To do -
Write out each line beneath this one exactly as it reads.
┌──
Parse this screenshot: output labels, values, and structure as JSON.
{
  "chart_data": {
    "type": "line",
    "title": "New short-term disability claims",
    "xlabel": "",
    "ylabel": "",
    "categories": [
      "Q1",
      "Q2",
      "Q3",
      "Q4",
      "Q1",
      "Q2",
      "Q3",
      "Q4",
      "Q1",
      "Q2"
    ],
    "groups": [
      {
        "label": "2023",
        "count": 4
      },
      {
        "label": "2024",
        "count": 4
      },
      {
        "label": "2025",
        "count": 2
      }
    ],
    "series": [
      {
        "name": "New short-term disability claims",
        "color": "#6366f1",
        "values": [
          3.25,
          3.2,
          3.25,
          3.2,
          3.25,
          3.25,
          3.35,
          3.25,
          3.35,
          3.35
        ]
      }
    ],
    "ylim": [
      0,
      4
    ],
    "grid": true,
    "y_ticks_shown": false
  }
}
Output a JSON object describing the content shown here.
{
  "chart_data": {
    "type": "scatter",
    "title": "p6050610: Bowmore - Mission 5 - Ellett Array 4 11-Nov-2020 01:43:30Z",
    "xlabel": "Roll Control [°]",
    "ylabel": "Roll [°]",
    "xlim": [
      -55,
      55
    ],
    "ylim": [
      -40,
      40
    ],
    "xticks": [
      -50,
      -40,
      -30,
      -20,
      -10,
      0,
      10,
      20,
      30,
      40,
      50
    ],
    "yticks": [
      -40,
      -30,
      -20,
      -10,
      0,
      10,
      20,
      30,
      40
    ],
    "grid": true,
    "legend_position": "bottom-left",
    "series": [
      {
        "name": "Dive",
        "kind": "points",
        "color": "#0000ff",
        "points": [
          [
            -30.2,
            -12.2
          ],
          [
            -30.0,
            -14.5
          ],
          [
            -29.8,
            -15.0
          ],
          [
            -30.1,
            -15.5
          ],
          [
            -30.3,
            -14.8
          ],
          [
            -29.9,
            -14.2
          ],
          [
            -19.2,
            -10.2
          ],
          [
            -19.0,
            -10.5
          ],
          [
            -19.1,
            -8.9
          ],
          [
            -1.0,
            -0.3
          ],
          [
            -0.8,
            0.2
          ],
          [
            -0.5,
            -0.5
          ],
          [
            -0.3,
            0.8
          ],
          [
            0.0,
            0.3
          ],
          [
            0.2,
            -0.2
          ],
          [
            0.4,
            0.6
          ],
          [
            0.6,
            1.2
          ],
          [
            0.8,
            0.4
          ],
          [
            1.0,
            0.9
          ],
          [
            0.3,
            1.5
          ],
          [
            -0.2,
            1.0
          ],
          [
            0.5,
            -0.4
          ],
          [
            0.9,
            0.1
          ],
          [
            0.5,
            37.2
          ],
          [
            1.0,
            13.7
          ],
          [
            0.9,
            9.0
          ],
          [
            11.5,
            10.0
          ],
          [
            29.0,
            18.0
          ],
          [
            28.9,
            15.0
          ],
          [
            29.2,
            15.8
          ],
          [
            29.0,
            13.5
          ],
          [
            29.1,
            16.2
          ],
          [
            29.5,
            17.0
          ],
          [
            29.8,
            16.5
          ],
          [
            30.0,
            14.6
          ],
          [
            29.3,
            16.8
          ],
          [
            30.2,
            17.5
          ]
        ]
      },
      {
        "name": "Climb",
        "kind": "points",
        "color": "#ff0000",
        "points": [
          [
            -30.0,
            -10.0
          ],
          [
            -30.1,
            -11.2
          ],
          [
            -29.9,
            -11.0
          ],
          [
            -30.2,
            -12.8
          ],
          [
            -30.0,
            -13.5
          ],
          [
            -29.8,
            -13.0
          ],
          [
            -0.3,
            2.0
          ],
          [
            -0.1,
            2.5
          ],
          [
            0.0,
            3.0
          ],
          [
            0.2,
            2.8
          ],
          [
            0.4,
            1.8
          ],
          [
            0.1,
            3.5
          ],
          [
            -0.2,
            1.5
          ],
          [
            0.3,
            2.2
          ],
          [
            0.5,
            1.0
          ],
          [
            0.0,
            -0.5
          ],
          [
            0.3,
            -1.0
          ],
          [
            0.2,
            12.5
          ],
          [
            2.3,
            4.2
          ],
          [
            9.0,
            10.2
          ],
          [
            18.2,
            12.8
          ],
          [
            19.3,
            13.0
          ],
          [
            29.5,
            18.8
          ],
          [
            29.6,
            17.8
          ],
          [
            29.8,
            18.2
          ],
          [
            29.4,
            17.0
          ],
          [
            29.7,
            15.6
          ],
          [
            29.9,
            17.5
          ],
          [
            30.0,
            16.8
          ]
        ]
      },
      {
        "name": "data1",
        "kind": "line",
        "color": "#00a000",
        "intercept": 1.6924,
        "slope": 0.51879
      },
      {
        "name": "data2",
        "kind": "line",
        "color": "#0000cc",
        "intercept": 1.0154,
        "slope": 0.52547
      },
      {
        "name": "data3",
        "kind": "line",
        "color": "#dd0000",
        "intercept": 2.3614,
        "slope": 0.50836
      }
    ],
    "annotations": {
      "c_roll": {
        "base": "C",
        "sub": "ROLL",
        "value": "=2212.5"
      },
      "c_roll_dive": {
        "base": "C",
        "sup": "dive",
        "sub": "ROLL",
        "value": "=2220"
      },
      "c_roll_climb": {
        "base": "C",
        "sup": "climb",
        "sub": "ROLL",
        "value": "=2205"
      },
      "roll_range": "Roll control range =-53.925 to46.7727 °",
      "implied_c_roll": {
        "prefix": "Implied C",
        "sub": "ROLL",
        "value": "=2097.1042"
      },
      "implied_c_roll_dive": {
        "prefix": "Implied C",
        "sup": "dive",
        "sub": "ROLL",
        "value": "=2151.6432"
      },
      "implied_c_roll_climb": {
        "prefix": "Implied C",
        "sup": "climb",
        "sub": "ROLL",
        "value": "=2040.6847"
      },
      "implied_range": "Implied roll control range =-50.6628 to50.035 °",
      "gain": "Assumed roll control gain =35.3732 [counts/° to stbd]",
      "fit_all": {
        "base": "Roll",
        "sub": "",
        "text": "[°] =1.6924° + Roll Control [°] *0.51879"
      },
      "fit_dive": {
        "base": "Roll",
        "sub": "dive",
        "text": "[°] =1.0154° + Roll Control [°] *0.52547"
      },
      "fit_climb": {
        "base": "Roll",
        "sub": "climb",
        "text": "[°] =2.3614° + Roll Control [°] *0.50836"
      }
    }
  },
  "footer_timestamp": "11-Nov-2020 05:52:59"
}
└──
Solution to the problem -
Parse this screenshot: output labels, values, and structure as JSON.
{
  "chart_data": {
    "type": "line",
    "title": "New short-term disability claims",
    "xlabel": "",
    "ylabel": "",
    "categories": [
      "Q1",
      "Q2",
      "Q3",
      "Q4",
      "Q1",
      "Q2",
      "Q3",
      "Q4",
      "Q1",
      "Q2"
    ],
    "groups": [
      {
        "label": "2023",
        "count": 4
      },
      {
        "label": "2024",
        "count": 4
      },
      {
        "label": "2025",
        "count": 2
      }
    ],
    "series": [
      {
        "name": "New short-term disability claims",
        "color": "#6366f1",
        "values": [
          3.25,
          3.2,
          3.25,
          3.2,
          3.25,
          3.25,
          3.35,
          3.25,
          3.35,
          3.35
        ]
      }
    ],
    "ylim": [
      0,
      4
    ],
    "grid": true,
    "y_ticks_shown": false
  }
}
Output a JSON object describing the content shown here.
{
  "chart_data": {
    "type": "scatter",
    "title": "p6050610: Bowmore - Mission 5 - Ellett Array 4 11-Nov-2020 01:43:30Z",
    "xlabel": "Roll Control [°]",
    "ylabel": "Roll [°]",
    "xlim": [
      -55,
      55
    ],
    "ylim": [
      -40,
      40
    ],
    "xticks": [
      -50,
      -40,
      -30,
      -20,
      -10,
      0,
      10,
      20,
      30,
      40,
      50
    ],
    "yticks": [
      -40,
      -30,
      -20,
      -10,
      0,
      10,
      20,
      30,
      40
    ],
    "grid": true,
    "legend_position": "bottom-left",
    "series": [
      {
        "name": "Dive",
        "kind": "points",
        "color": "#0000ff",
        "points": [
          [
            -30.2,
            -12.2
          ],
          [
            -30.0,
            -14.5
          ],
          [
            -29.8,
            -15.0
          ],
          [
            -30.1,
            -15.5
          ],
          [
            -30.3,
            -14.8
          ],
          [
            -29.9,
            -14.2
          ],
          [
            -19.2,
            -10.2
          ],
          [
            -19.0,
            -10.5
          ],
          [
            -19.1,
            -8.9
          ],
          [
            -1.0,
            -0.3
          ],
          [
            -0.8,
            0.2
          ],
          [
            -0.5,
            -0.5
          ],
          [
            -0.3,
            0.8
          ],
          [
            0.0,
            0.3
          ],
          [
            0.2,
            -0.2
          ],
          [
            0.4,
            0.6
          ],
          [
            0.6,
            1.2
          ],
          [
            0.8,
            0.4
          ],
          [
            1.0,
            0.9
          ],
          [
            0.3,
            1.5
          ],
          [
            -0.2,
            1.0
          ],
          [
            0.5,
            -0.4
          ],
          [
            0.9,
            0.1
          ],
          [
            0.5,
            37.2
          ],
          [
            1.0,
            13.7
          ],
          [
            0.9,
            9.0
          ],
          [
            11.5,
            10.0
          ],
          [
            29.0,
            18.0
          ],
          [
            28.9,
            15.0
          ],
          [
            29.2,
            15.8
          ],
          [
            29.0,
            13.5
          ],
          [
            29.1,
            16.2
          ],
          [
            29.5,
            17.0
          ],
          [
            29.8,
            16.5
          ],
          [
            30.0,
            14.6
          ],
          [
            29.3,
            16.8
          ],
          [
            30.2,
            17.5
          ]
        ]
      },
      {
        "name": "Climb",
        "kind": "points",
        "color": "#ff0000",
        "points": [
          [
            -30.0,
            -10.0
          ],
          [
            -30.1,
            -11.2
          ],
          [
            -29.9,
            -11.0
          ],
          [
            -30.2,
            -12.8
          ],
          [
            -30.0,
            -13.5
          ],
          [
            -29.8,
            -13.0
          ],
          [
            -0.3,
            2.0
          ],
          [
            -0.1,
            2.5
          ],
          [
            0.0,
            3.0
          ],
          [
            0.2,
            2.8
          ],
          [
            0.4,
            1.8
          ],
          [
            0.1,
            3.5
          ],
          [
            -0.2,
            1.5
          ],
          [
            0.3,
            2.2
          ],
          [
            0.5,
            1.0
          ],
          [
            0.0,
            -0.5
          ],
          [
            0.3,
            -1.0
          ],
          [
            0.2,
            12.5
          ],
          [
            2.3,
            4.2
          ],
          [
            9.0,
            10.2
          ],
          [
            18.2,
            12.8
          ],
          [
            19.3,
            13.0
          ],
          [
            29.5,
            18.8
          ],
          [
            29.6,
            17.8
          ],
          [
            29.8,
            18.2
          ],
          [
            29.4,
            17.0
          ],
          [
            29.7,
            15.6
          ],
          [
            29.9,
            17.5
          ],
          [
            30.0,
            16.8
          ]
        ]
      },
      {
        "name": "data1",
        "kind": "line",
        "color": "#00a000",
        "intercept": 1.6924,
        "slope": 0.51879
      },
      {
        "name": "data2",
        "kind": "line",
        "color": "#0000cc",
        "intercept": 1.0154,
        "slope": 0.52547
      },
      {
        "name": "data3",
        "kind": "line",
        "color": "#dd0000",
        "intercept": 2.3614,
        "slope": 0.50836
      }
    ],
    "annotations": {
      "c_roll": {
        "base": "C",
        "sub": "ROLL",
        "value": "=2212.5"
      },
      "c_roll_dive": {
        "base": "C",
        "sup": "dive",
        "sub": "ROLL",
        "value": "=2220"
      },
      "c_roll_climb": {
        "base": "C",
        "sup": "climb",
        "sub": "ROLL",
        "value": "=2205"
      },
      "roll_range": "Roll control range =-53.925 to46.7727 °",
      "implied_c_roll": {
        "prefix": "Implied C",
        "sub": "ROLL",
        "value": "=2097.1042"
      },
      "implied_c_roll_dive": {
        "prefix": "Implied C",
        "sup": "dive",
        "sub": "ROLL",
        "value": "=2151.6432"
      },
      "implied_c_roll_climb": {
        "prefix": "Implied C",
        "sup": "climb",
        "sub": "ROLL",
        "value": "=2040.6847"
      },
      "implied_range": "Implied roll control range =-50.6628 to50.035 °",
      "gain": "Assumed roll control gain =35.3732 [counts/° to stbd]",
      "fit_all": {
        "base": "Roll",
        "sub": "",
        "text": "[°] =1.6924° + Roll Control [°] *0.51879"
      },
      "fit_dive": {
        "base": "Roll",
        "sub": "dive",
        "text": "[°] =1.0154° + Roll Control [°] *0.52547"
      },
      "fit_climb": {
        "base": "Roll",
        "sub": "climb",
        "text": "[°] =2.3614° + Roll Control [°] *0.50836"
      }
    }
  },
  "footer_timestamp": "11-Nov-2020 05:52:59"
}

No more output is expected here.